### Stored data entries

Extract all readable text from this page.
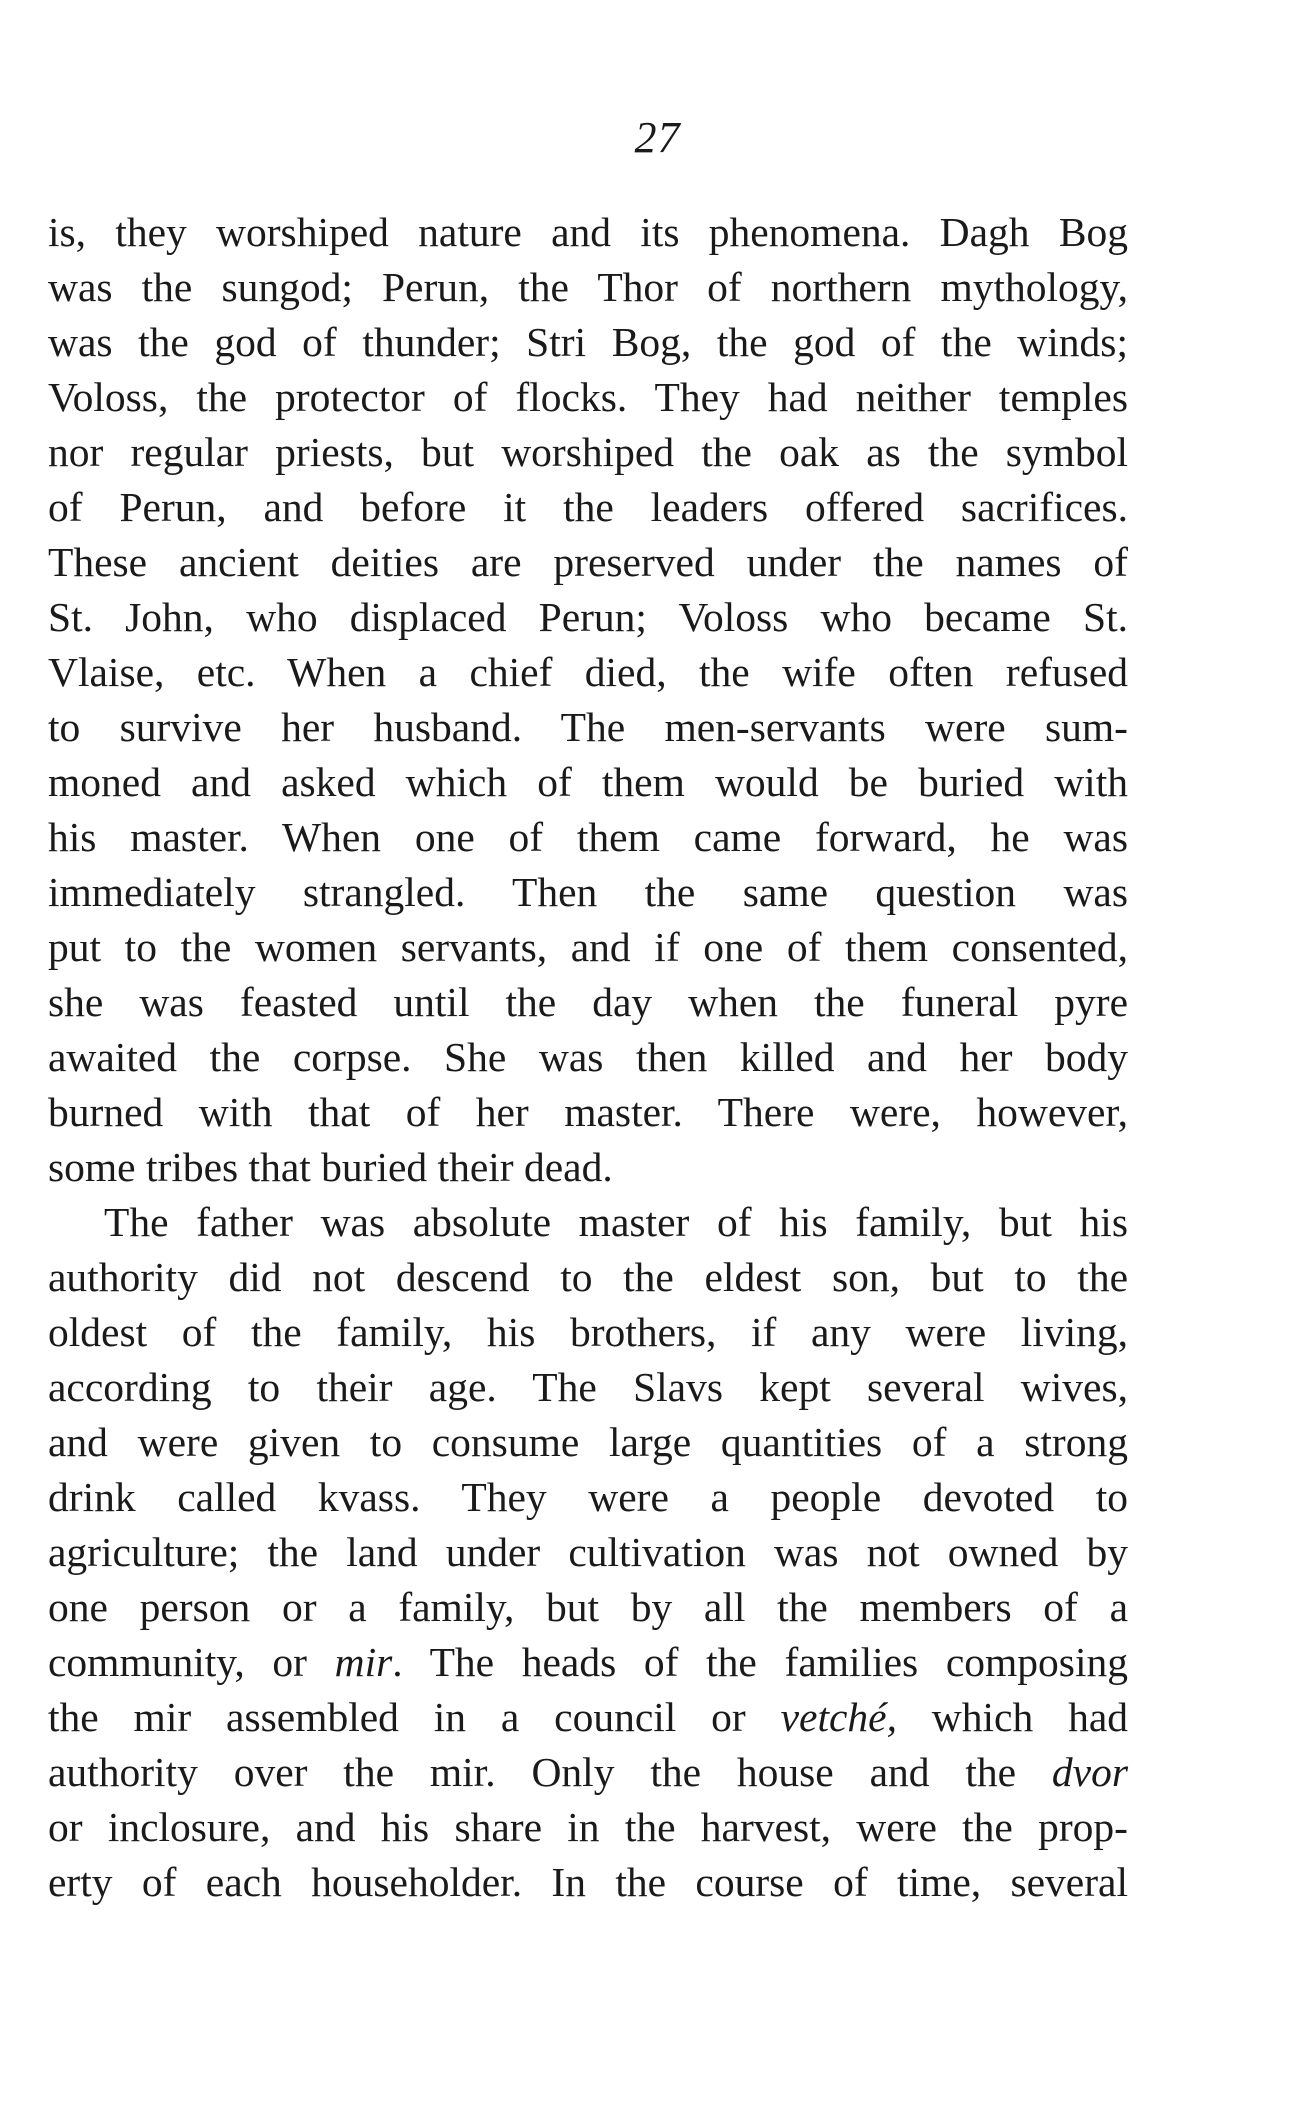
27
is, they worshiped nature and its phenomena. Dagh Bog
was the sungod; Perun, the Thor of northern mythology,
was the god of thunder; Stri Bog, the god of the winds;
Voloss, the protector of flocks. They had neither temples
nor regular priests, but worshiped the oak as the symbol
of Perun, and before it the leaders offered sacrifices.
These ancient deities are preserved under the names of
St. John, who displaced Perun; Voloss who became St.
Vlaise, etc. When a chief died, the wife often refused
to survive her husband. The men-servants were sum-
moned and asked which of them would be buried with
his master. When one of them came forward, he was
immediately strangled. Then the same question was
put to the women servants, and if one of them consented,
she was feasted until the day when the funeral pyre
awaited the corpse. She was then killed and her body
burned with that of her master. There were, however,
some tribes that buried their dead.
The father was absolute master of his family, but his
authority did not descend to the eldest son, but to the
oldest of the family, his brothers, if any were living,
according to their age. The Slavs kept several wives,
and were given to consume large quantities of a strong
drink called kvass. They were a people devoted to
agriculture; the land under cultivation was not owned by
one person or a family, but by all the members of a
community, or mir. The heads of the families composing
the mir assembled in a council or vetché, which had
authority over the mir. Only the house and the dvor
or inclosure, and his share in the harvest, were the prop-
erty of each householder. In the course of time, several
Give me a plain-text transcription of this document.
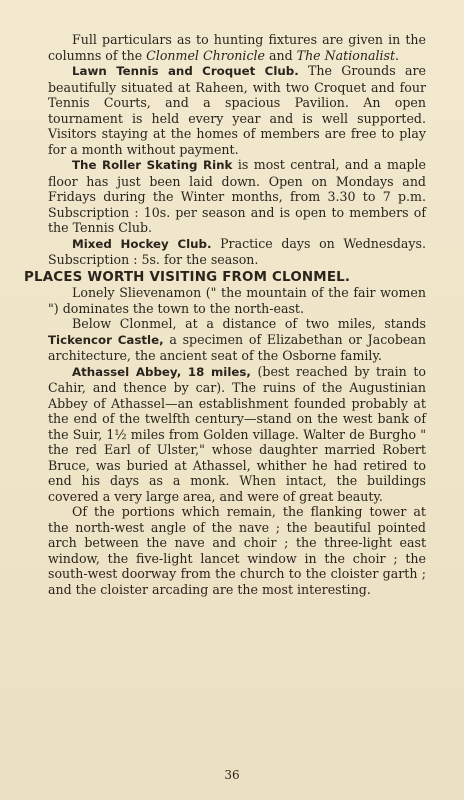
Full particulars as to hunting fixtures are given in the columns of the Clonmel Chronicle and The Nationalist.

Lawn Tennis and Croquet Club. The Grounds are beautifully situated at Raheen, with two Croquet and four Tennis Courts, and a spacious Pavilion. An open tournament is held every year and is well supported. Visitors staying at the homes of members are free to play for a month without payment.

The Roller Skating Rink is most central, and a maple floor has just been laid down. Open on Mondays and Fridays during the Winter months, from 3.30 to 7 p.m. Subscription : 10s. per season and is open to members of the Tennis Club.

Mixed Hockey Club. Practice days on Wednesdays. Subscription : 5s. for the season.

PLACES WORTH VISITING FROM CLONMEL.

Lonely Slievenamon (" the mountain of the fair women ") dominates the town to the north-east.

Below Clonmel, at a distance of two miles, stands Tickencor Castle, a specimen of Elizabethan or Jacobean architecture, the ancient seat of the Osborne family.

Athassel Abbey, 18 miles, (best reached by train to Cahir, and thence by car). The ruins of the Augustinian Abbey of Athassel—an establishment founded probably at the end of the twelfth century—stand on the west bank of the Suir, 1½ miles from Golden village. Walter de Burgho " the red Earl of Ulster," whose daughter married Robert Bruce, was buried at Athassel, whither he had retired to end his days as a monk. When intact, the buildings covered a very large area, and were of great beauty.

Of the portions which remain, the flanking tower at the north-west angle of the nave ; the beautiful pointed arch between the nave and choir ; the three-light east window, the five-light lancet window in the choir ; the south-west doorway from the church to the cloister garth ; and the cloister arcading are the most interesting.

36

### Task details
Reproduce the listing exactly. Leave its pictures out.

### Solution for this task
Extract all readable text from this page.
27
is, they worshiped nature and its phenomena. Dagh Bog
was the sungod; Perun, the Thor of northern mythology,
was the god of thunder; Stri Bog, the god of the winds;
Voloss, the protector of flocks. They had neither temples
nor regular priests, but worshiped the oak as the symbol
of Perun, and before it the leaders offered sacrifices.
These ancient deities are preserved under the names of
St. John, who displaced Perun; Voloss who became St.
Vlaise, etc. When a chief died, the wife often refused
to survive her husband. The men-servants were sum-
moned and asked which of them would be buried with
his master. When one of them came forward, he was
immediately strangled. Then the same question was
put to the women servants, and if one of them consented,
she was feasted until the day when the funeral pyre
awaited the corpse. She was then killed and her body
burned with that of her master. There were, however,
some tribes that buried their dead.
The father was absolute master of his family, but his
authority did not descend to the eldest son, but to the
oldest of the family, his brothers, if any were living,
according to their age. The Slavs kept several wives,
and were given to consume large quantities of a strong
drink called kvass. They were a people devoted to
agriculture; the land under cultivation was not owned by
one person or a family, but by all the members of a
community, or mir. The heads of the families composing
the mir assembled in a council or vetché, which had
authority over the mir. Only the house and the dvor
or inclosure, and his share in the harvest, were the prop-
erty of each householder. In the course of time, several
Give me a plain-text transcription of this document.
Full particulars as to hunting fixtures are given in the columns of the Clonmel Chronicle and The Nationalist.

Lawn Tennis and Croquet Club. The Grounds are beautifully situated at Raheen, with two Croquet and four Tennis Courts, and a spacious Pavilion. An open tournament is held every year and is well supported. Visitors staying at the homes of members are free to play for a month without payment.

The Roller Skating Rink is most central, and a maple floor has just been laid down. Open on Mondays and Fridays during the Winter months, from 3.30 to 7 p.m. Subscription : 10s. per season and is open to members of the Tennis Club.

Mixed Hockey Club. Practice days on Wednesdays. Subscription : 5s. for the season.

PLACES WORTH VISITING FROM CLONMEL.

Lonely Slievenamon (" the mountain of the fair women ") dominates the town to the north-east.

Below Clonmel, at a distance of two miles, stands Tickencor Castle, a specimen of Elizabethan or Jacobean architecture, the ancient seat of the Osborne family.

Athassel Abbey, 18 miles, (best reached by train to Cahir, and thence by car). The ruins of the Augustinian Abbey of Athassel—an establishment founded probably at the end of the twelfth century—stand on the west bank of the Suir, 1½ miles from Golden village. Walter de Burgho " the red Earl of Ulster," whose daughter married Robert Bruce, was buried at Athassel, whither he had retired to end his days as a monk. When intact, the buildings covered a very large area, and were of great beauty.

Of the portions which remain, the flanking tower at the north-west angle of the nave ; the beautiful pointed arch between the nave and choir ; the three-light east window, the five-light lancet window in the choir ; the south-west doorway from the church to the cloister garth ; and the cloister arcading are the most interesting.

36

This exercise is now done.